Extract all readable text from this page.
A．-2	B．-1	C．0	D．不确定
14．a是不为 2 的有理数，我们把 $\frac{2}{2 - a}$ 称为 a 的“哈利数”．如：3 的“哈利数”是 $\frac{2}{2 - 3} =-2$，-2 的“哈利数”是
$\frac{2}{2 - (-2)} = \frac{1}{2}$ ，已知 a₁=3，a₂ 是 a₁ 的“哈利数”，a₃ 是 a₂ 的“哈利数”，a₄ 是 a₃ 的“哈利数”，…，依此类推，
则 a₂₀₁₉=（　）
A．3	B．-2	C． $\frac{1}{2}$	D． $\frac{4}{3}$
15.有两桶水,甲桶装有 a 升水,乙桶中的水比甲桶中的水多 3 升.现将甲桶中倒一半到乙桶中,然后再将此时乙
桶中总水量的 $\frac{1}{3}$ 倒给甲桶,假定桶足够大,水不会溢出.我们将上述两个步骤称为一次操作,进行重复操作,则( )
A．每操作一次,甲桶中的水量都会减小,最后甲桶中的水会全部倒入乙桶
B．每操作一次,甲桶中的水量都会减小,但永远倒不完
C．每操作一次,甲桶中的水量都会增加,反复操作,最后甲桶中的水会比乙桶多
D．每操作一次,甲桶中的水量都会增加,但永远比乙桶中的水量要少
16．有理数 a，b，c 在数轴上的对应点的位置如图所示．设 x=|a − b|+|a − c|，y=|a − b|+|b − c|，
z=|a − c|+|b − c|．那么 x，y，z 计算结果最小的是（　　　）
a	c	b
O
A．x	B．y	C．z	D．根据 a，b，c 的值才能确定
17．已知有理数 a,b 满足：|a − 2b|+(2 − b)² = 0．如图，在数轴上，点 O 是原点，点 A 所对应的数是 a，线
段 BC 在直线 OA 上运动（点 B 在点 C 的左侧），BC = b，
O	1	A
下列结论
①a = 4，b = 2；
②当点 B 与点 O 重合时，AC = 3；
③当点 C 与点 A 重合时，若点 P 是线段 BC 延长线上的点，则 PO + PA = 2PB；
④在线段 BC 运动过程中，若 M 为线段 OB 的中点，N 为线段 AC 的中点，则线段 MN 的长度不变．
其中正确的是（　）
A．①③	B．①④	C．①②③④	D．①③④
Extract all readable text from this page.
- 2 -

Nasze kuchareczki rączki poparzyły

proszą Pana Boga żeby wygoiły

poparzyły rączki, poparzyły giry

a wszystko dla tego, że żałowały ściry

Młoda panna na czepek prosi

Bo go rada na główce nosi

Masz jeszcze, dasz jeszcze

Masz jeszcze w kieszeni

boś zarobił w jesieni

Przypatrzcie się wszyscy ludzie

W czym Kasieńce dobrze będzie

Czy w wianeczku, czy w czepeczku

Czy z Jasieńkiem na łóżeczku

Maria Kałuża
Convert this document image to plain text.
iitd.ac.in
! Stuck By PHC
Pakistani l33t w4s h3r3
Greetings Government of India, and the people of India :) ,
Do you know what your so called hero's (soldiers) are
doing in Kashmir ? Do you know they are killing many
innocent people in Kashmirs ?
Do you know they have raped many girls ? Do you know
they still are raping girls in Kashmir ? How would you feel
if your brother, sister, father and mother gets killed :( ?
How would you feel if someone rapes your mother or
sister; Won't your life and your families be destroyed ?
_ _ _ _ _ _ _
[EXERCISE]:
Using the listing above, work out how many of its lines include "每操作一次", and give only the result.

[COMPLETED EXERCISE]:
4